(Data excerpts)
>>>>

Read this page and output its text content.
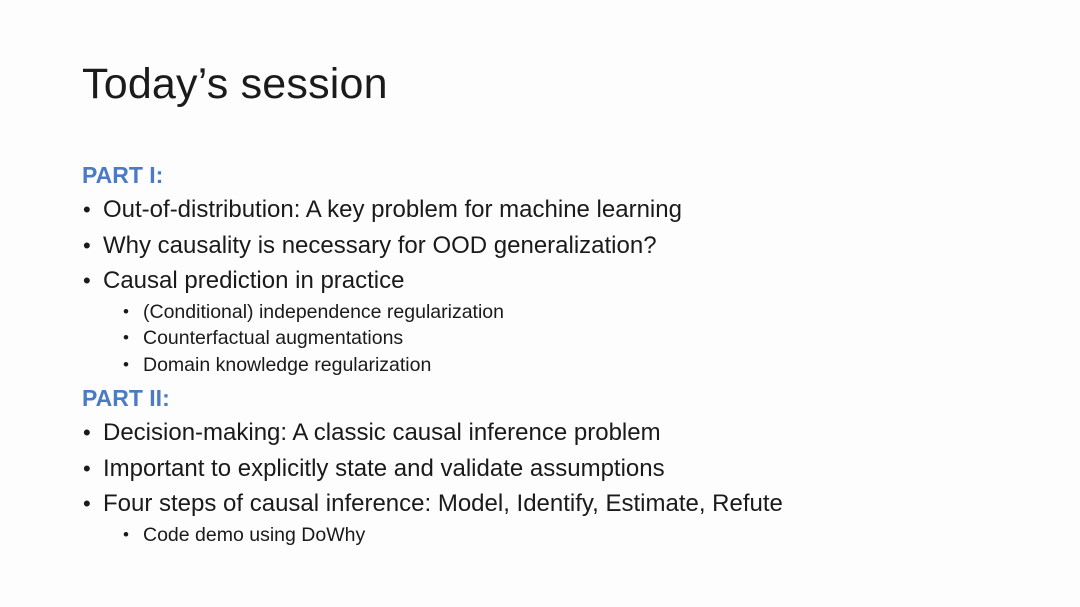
Today’s session
PART I:
• Out-of-distribution: A key problem for machine learning
• Why causality is necessary for OOD generalization?
• Causal prediction in practice
• (Conditional) independence regularization
• Counterfactual augmentations
• Domain knowledge regularization
PART II:
• Decision-making: A classic causal inference problem
• Important to explicitly state and validate assumptions
• Four steps of causal inference: Model, Identify, Estimate, Refute
• Code demo using DoWhy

<<<<

[Task brief]: List every line from the entries above in which "regularization" appears.

[Full answer]:
• (Conditional) independence regularization
• Domain knowledge regularization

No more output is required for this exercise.